Written task: State how many lines hold the string "IPAQ". Give the number and nothing else.

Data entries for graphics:

################

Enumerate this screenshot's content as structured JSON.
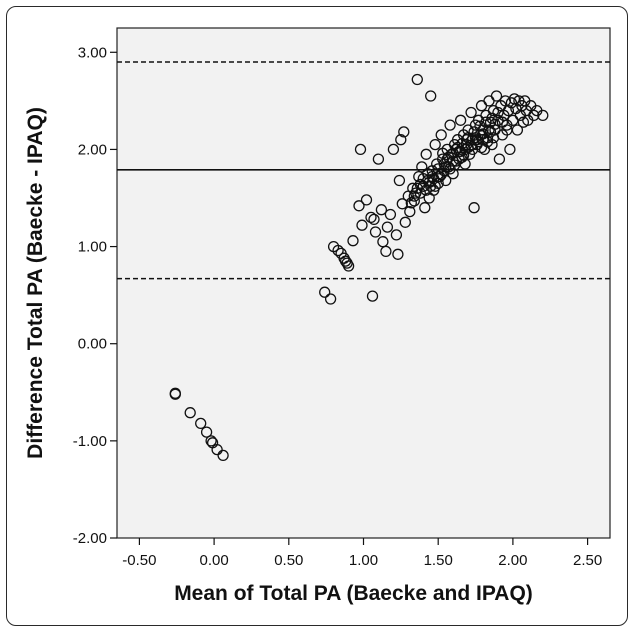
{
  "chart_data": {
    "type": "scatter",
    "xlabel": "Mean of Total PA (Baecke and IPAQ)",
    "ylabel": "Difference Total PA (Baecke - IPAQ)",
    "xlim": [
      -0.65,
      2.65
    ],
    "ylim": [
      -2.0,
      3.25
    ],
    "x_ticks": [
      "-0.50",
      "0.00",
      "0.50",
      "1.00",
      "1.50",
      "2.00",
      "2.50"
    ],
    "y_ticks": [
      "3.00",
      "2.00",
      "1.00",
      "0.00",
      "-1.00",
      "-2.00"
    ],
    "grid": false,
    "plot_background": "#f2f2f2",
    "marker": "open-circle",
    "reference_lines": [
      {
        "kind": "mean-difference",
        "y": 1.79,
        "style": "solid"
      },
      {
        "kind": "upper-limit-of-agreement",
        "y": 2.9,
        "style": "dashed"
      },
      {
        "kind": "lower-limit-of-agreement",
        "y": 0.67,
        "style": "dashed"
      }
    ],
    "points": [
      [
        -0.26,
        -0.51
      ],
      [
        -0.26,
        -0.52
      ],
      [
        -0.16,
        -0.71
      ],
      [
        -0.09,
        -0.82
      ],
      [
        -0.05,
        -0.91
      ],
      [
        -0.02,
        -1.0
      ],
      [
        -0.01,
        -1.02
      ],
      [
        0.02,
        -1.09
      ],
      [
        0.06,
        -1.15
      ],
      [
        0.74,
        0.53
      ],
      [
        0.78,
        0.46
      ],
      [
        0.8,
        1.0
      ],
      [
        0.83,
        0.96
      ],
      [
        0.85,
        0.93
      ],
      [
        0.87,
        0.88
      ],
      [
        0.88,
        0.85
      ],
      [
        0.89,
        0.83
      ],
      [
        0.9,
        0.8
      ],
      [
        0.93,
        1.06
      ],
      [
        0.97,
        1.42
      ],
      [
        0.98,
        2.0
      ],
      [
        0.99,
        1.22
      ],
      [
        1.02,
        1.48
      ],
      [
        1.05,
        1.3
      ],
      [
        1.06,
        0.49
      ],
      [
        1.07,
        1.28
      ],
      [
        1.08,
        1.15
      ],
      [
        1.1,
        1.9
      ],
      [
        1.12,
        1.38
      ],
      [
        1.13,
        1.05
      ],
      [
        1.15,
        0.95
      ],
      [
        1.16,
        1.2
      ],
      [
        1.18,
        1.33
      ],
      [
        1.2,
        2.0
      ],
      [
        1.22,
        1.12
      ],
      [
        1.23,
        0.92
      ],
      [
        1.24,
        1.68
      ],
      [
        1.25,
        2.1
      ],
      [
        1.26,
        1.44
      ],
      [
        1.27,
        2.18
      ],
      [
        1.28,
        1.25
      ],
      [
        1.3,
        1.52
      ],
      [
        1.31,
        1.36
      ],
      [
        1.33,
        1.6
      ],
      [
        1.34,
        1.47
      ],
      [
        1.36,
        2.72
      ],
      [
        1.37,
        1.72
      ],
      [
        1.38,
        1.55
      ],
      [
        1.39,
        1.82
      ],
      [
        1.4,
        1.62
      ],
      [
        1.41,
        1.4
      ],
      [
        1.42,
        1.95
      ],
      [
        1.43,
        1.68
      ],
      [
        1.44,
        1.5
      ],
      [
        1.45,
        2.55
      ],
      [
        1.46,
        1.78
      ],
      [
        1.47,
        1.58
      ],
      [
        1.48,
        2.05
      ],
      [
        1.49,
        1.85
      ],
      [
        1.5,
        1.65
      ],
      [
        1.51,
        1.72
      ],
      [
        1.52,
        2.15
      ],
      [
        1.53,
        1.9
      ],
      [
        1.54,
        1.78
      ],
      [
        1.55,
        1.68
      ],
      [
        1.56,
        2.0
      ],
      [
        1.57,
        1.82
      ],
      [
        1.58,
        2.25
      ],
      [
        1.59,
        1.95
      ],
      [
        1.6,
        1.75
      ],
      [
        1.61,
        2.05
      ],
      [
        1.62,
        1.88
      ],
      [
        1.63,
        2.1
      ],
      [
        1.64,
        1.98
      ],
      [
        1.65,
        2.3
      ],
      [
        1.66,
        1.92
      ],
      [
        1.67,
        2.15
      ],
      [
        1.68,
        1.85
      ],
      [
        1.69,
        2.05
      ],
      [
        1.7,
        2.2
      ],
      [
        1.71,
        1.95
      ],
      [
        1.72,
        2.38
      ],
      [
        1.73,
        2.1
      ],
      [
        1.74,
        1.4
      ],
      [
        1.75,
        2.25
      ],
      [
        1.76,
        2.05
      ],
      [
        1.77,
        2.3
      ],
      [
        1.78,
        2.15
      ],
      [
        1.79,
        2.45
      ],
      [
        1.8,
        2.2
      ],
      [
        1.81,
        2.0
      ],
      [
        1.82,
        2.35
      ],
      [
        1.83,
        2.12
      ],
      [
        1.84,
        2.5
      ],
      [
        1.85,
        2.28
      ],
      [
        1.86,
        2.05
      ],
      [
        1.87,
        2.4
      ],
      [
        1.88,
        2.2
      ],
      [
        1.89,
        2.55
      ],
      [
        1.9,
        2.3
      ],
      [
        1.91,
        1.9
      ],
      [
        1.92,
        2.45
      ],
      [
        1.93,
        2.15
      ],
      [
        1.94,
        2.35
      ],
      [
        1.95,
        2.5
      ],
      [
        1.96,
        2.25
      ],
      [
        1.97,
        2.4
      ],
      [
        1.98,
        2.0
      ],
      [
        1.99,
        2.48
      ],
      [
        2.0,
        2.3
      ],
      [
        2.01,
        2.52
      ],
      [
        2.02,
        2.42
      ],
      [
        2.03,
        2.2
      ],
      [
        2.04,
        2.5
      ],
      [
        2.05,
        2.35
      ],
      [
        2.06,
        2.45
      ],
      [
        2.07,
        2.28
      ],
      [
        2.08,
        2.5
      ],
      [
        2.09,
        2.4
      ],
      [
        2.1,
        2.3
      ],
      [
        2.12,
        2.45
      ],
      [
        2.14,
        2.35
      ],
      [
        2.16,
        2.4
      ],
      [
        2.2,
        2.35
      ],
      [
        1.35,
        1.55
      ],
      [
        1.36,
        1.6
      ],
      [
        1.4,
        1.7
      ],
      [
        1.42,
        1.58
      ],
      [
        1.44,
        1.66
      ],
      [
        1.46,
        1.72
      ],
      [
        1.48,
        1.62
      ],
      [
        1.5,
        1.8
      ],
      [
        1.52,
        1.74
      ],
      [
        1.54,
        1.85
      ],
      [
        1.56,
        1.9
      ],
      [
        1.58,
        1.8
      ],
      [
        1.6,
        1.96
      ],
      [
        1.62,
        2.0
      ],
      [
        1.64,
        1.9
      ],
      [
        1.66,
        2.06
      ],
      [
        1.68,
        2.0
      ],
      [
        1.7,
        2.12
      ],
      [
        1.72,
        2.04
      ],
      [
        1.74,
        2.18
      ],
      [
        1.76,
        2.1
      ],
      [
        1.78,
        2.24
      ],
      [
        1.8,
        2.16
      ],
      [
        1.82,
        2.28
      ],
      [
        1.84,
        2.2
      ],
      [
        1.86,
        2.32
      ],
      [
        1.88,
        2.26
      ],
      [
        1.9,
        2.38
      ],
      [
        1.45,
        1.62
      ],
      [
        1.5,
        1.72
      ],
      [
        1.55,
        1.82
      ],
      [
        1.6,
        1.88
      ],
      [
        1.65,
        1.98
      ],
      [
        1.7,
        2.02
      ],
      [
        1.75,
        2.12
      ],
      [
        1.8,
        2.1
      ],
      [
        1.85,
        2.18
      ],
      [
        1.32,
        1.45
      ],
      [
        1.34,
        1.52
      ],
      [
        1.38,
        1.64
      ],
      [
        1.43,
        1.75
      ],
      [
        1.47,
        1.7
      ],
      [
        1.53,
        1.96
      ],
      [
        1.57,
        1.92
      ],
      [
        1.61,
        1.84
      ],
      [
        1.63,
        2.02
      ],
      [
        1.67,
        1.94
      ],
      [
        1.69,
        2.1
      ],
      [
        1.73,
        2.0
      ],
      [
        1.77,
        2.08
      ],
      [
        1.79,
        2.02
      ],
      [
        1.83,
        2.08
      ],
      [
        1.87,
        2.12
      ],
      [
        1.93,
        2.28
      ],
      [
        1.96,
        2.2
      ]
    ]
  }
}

################

Answer to this exercise: 2